◆ Description of the task ◆
Restate the data exactly as given and keep the pictures out.

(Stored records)

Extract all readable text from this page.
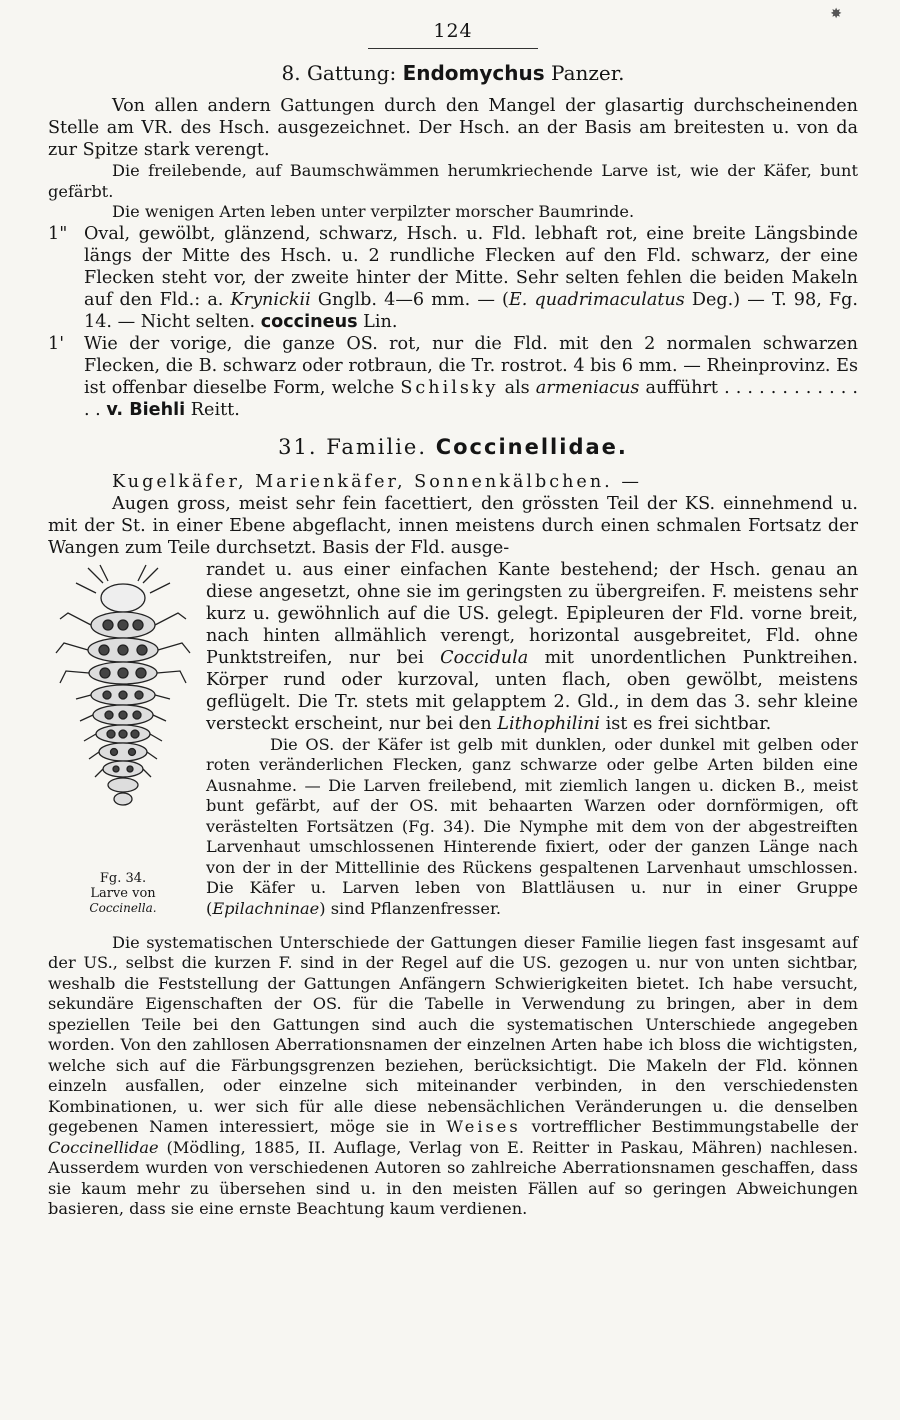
✸
124
8. Gattung: Endomychus Panzer.

Von allen andern Gattungen durch den Mangel der glasartig durchscheinenden Stelle am VR. des Hsch. ausgezeichnet. Der Hsch. an der Basis am breitesten u. von da zur Spitze stark verengt.

Die freilebende, auf Baumschwämmen herumkriechende Larve ist, wie der Käfer, bunt gefärbt.

Die wenigen Arten leben unter verpilzter morscher Baumrinde.

1" Oval, gewölbt, glänzend, schwarz, Hsch. u. Fld. lebhaft rot, eine breite Längsbinde längs der Mitte des Hsch. u. 2 rundliche Flecken auf den Fld. schwarz, der eine Flecken steht vor, der zweite hinter der Mitte. Sehr selten fehlen die beiden Makeln auf den Fld.: a. Krynickii Gnglb. 4—6 mm. — (E. quadrimaculatus Deg.) — T. 98, Fg. 14. — Nicht selten. coccineus Lin.

1' Wie der vorige, die ganze OS. rot, nur die Fld. mit den 2 normalen schwarzen Flecken, die B. schwarz oder rotbraun, die Tr. rostrot. 4 bis 6 mm. — Rheinprovinz. Es ist offenbar dieselbe Form, welche Schilsky als armeniacus aufführt . . . . . . . . . . . . . . v. Biehli Reitt.

31. Familie. Coccinellidae.

Kugelkäfer, Marienkäfer, Sonnenkälbchen. —

Augen gross, meist sehr fein facettiert, den grössten Teil der KS. einnehmend u. mit der St. in einer Ebene abgeflacht, innen meistens durch einen schmalen Fortsatz der Wangen zum Teile durchsetzt. Basis der Fld. ausge-

Fg. 34.
Larve von
Coccinella.

randet u. aus einer einfachen Kante bestehend; der Hsch. genau an diese angesetzt, ohne sie im geringsten zu übergreifen. F. meistens sehr kurz u. gewöhnlich auf die US. gelegt. Epipleuren der Fld. vorne breit, nach hinten allmählich verengt, horizontal ausgebreitet, Fld. ohne Punktstreifen, nur bei Coccidula mit unordentlichen Punktreihen. Körper rund oder kurzoval, unten flach, oben gewölbt, meistens geflügelt. Die Tr. stets mit gelapptem 2. Gld., in dem das 3. sehr kleine versteckt erscheint, nur bei den Lithophilini ist es frei sichtbar.

Die OS. der Käfer ist gelb mit dunklen, oder dunkel mit gelben oder roten veränderlichen Flecken, ganz schwarze oder gelbe Arten bilden eine Ausnahme. — Die Larven freilebend, mit ziemlich langen u. dicken B., meist bunt gefärbt, auf der OS. mit behaarten Warzen oder dornförmigen, oft verästelten Fortsätzen (Fg. 34). Die Nymphe mit dem von der abgestreiften Larvenhaut umschlossenen Hinterende fixiert, oder der ganzen Länge nach von der in der Mittellinie des Rückens gespaltenen Larvenhaut umschlossen. Die Käfer u. Larven leben von Blattläusen u. nur in einer Gruppe (Epilachninae) sind Pflanzenfresser.

Die systematischen Unterschiede der Gattungen dieser Familie liegen fast insgesamt auf der US., selbst die kurzen F. sind in der Regel auf die US. gezogen u. nur von unten sichtbar, weshalb die Feststellung der Gattungen Anfängern Schwierigkeiten bietet. Ich habe versucht, sekundäre Eigenschaften der OS. für die Tabelle in Verwendung zu bringen, aber in dem speziellen Teile bei den Gattungen sind auch die systematischen Unterschiede angegeben worden. Von den zahllosen Aberrationsnamen der einzelnen Arten habe ich bloss die wichtigsten, welche sich auf die Färbungsgrenzen beziehen, berücksichtigt. Die Makeln der Fld. können einzeln ausfallen, oder einzelne sich miteinander verbinden, in den verschiedensten Kombinationen, u. wer sich für alle diese nebensächlichen Veränderungen u. die denselben gegebenen Namen interessiert, möge sie in Weises vortrefflicher Bestimmungstabelle der Coccinellidae (Mödling, 1885, II. Auflage, Verlag von E. Reitter in Paskau, Mähren) nachlesen. Ausserdem wurden von verschiedenen Autoren so zahlreiche Aberrationsnamen geschaffen, dass sie kaum mehr zu übersehen sind u. in den meisten Fällen auf so geringen Abweichungen basieren, dass sie eine ernste Beachtung kaum verdienen.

◆ Written reply ◆
Extract all readable text from this page.
✸
124
8. Gattung: Endomychus Panzer.

Von allen andern Gattungen durch den Mangel der glasartig durchscheinenden Stelle am VR. des Hsch. ausgezeichnet. Der Hsch. an der Basis am breitesten u. von da zur Spitze stark verengt.

Die freilebende, auf Baumschwämmen herumkriechende Larve ist, wie der Käfer, bunt gefärbt.

Die wenigen Arten leben unter verpilzter morscher Baumrinde.

1" Oval, gewölbt, glänzend, schwarz, Hsch. u. Fld. lebhaft rot, eine breite Längsbinde längs der Mitte des Hsch. u. 2 rundliche Flecken auf den Fld. schwarz, der eine Flecken steht vor, der zweite hinter der Mitte. Sehr selten fehlen die beiden Makeln auf den Fld.: a. Krynickii Gnglb. 4—6 mm. — (E. quadrimaculatus Deg.) — T. 98, Fg. 14. — Nicht selten. coccineus Lin.

1' Wie der vorige, die ganze OS. rot, nur die Fld. mit den 2 normalen schwarzen Flecken, die B. schwarz oder rotbraun, die Tr. rostrot. 4 bis 6 mm. — Rheinprovinz. Es ist offenbar dieselbe Form, welche Schilsky als armeniacus aufführt . . . . . . . . . . . . . . v. Biehli Reitt.

31. Familie. Coccinellidae.

Kugelkäfer, Marienkäfer, Sonnenkälbchen. —

Augen gross, meist sehr fein facettiert, den grössten Teil der KS. einnehmend u. mit der St. in einer Ebene abgeflacht, innen meistens durch einen schmalen Fortsatz der Wangen zum Teile durchsetzt. Basis der Fld. ausge-

Fg. 34.
Larve von
Coccinella.

randet u. aus einer einfachen Kante bestehend; der Hsch. genau an diese angesetzt, ohne sie im geringsten zu übergreifen. F. meistens sehr kurz u. gewöhnlich auf die US. gelegt. Epipleuren der Fld. vorne breit, nach hinten allmählich verengt, horizontal ausgebreitet, Fld. ohne Punktstreifen, nur bei Coccidula mit unordentlichen Punktreihen. Körper rund oder kurzoval, unten flach, oben gewölbt, meistens geflügelt. Die Tr. stets mit gelapptem 2. Gld., in dem das 3. sehr kleine versteckt erscheint, nur bei den Lithophilini ist es frei sichtbar.

Die OS. der Käfer ist gelb mit dunklen, oder dunkel mit gelben oder roten veränderlichen Flecken, ganz schwarze oder gelbe Arten bilden eine Ausnahme. — Die Larven freilebend, mit ziemlich langen u. dicken B., meist bunt gefärbt, auf der OS. mit behaarten Warzen oder dornförmigen, oft verästelten Fortsätzen (Fg. 34). Die Nymphe mit dem von der abgestreiften Larvenhaut umschlossenen Hinterende fixiert, oder der ganzen Länge nach von der in der Mittellinie des Rückens gespaltenen Larvenhaut umschlossen. Die Käfer u. Larven leben von Blattläusen u. nur in einer Gruppe (Epilachninae) sind Pflanzenfresser.

Die systematischen Unterschiede der Gattungen dieser Familie liegen fast insgesamt auf der US., selbst die kurzen F. sind in der Regel auf die US. gezogen u. nur von unten sichtbar, weshalb die Feststellung der Gattungen Anfängern Schwierigkeiten bietet. Ich habe versucht, sekundäre Eigenschaften der OS. für die Tabelle in Verwendung zu bringen, aber in dem speziellen Teile bei den Gattungen sind auch die systematischen Unterschiede angegeben worden. Von den zahllosen Aberrationsnamen der einzelnen Arten habe ich bloss die wichtigsten, welche sich auf die Färbungsgrenzen beziehen, berücksichtigt. Die Makeln der Fld. können einzeln ausfallen, oder einzelne sich miteinander verbinden, in den verschiedensten Kombinationen, u. wer sich für alle diese nebensächlichen Veränderungen u. die denselben gegebenen Namen interessiert, möge sie in Weises vortrefflicher Bestimmungstabelle der Coccinellidae (Mödling, 1885, II. Auflage, Verlag von E. Reitter in Paskau, Mähren) nachlesen. Ausserdem wurden von verschiedenen Autoren so zahlreiche Aberrationsnamen geschaffen, dass sie kaum mehr zu übersehen sind u. in den meisten Fällen auf so geringen Abweichungen basieren, dass sie eine ernste Beachtung kaum verdienen.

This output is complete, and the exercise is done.